▶ **The request**
Give the number of lines containing "document" in this listing, with no other words.

** begin **

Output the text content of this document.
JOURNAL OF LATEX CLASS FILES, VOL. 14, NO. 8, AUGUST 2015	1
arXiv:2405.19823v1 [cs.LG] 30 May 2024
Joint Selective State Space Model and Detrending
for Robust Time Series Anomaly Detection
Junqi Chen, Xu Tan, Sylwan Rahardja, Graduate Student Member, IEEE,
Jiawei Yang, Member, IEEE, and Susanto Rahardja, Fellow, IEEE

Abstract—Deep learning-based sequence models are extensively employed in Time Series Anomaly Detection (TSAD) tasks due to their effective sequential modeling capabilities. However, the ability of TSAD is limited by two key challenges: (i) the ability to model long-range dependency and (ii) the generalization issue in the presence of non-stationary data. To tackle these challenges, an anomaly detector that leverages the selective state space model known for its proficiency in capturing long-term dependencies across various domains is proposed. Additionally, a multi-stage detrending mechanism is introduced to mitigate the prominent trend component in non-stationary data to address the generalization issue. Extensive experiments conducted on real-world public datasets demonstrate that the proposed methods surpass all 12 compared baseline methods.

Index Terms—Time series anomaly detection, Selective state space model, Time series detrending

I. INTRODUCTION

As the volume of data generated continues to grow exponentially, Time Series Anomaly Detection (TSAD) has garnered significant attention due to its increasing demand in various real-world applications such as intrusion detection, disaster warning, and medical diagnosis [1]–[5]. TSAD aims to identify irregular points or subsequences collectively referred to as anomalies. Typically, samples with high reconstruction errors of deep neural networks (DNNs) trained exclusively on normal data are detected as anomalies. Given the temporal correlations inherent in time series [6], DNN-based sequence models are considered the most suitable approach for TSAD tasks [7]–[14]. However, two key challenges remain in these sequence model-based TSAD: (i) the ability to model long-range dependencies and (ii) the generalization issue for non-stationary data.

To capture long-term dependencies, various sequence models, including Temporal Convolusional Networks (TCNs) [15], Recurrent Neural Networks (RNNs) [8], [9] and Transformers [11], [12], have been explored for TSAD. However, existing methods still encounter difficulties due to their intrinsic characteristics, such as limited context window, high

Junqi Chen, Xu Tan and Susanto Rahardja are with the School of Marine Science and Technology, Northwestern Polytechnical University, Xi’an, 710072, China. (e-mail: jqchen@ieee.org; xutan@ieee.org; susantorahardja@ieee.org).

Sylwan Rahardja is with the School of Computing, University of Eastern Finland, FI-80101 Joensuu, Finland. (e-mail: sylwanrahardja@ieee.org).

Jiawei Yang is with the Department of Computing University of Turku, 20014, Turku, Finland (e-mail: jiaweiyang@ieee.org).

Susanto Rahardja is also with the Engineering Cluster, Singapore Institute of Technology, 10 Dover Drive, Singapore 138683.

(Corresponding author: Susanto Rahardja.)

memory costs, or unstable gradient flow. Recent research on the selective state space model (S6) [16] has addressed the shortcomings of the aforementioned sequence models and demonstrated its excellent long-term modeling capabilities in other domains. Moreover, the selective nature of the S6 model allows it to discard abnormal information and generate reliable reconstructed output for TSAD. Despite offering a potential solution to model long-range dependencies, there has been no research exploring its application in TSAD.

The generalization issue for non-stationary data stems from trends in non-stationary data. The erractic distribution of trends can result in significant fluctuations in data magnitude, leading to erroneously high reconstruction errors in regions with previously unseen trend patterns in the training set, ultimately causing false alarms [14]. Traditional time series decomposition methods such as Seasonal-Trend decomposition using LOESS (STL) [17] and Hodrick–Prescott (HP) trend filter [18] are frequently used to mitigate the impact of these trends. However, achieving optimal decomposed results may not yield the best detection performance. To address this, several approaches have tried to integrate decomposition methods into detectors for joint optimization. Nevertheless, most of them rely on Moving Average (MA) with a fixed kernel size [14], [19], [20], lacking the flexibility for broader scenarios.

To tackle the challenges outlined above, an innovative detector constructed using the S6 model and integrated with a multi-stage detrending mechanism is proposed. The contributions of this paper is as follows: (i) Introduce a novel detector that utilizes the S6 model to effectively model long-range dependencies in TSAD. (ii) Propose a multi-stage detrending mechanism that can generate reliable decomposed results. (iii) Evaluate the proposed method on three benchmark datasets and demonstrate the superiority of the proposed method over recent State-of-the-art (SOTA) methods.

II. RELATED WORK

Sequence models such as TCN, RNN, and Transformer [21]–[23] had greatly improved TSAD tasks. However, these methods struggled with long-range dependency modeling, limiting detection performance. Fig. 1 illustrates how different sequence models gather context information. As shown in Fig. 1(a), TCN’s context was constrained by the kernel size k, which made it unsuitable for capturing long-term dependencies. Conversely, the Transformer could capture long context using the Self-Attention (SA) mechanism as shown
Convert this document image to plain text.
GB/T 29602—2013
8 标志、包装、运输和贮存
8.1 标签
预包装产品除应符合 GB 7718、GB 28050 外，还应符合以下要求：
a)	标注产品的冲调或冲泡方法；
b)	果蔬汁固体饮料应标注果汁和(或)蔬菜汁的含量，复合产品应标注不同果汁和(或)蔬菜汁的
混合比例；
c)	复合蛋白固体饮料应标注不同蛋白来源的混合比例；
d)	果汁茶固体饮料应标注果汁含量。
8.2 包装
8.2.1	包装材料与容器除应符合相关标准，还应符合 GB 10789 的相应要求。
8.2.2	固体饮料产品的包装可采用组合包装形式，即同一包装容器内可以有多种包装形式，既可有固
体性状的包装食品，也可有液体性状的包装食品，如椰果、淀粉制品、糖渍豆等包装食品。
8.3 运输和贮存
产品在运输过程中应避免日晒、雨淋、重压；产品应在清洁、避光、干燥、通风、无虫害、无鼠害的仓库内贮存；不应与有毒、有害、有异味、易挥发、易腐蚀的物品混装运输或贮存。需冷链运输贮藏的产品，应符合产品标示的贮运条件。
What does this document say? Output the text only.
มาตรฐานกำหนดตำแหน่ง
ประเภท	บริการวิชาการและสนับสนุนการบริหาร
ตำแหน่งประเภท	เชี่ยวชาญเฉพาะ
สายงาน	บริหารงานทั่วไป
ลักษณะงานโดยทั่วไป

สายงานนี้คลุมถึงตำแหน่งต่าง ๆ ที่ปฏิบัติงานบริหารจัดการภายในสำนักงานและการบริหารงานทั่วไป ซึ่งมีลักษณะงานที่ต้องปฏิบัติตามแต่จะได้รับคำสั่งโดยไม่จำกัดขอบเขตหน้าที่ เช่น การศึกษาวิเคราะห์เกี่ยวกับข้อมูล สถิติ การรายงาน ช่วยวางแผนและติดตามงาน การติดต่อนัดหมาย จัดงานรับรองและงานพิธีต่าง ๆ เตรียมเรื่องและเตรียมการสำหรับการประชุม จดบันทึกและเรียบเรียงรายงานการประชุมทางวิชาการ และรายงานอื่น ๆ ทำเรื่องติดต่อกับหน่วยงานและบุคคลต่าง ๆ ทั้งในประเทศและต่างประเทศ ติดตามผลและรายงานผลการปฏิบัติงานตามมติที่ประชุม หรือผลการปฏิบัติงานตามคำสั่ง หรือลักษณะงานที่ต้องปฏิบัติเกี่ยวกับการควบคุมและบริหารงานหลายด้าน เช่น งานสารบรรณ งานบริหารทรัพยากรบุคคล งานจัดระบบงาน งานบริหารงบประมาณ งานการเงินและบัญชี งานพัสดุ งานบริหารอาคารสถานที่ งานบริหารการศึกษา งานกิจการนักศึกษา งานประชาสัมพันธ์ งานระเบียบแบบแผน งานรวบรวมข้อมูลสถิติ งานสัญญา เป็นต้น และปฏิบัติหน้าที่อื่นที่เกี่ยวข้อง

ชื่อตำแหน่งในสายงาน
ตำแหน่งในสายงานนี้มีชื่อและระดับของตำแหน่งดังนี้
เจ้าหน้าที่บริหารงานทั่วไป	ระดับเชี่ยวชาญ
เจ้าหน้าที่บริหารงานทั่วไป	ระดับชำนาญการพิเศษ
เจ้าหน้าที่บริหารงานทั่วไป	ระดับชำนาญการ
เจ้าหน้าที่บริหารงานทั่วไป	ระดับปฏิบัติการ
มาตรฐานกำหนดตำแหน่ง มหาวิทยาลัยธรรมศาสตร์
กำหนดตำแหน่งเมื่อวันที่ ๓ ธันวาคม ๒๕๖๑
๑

** end **

▶ **Result of the task**
3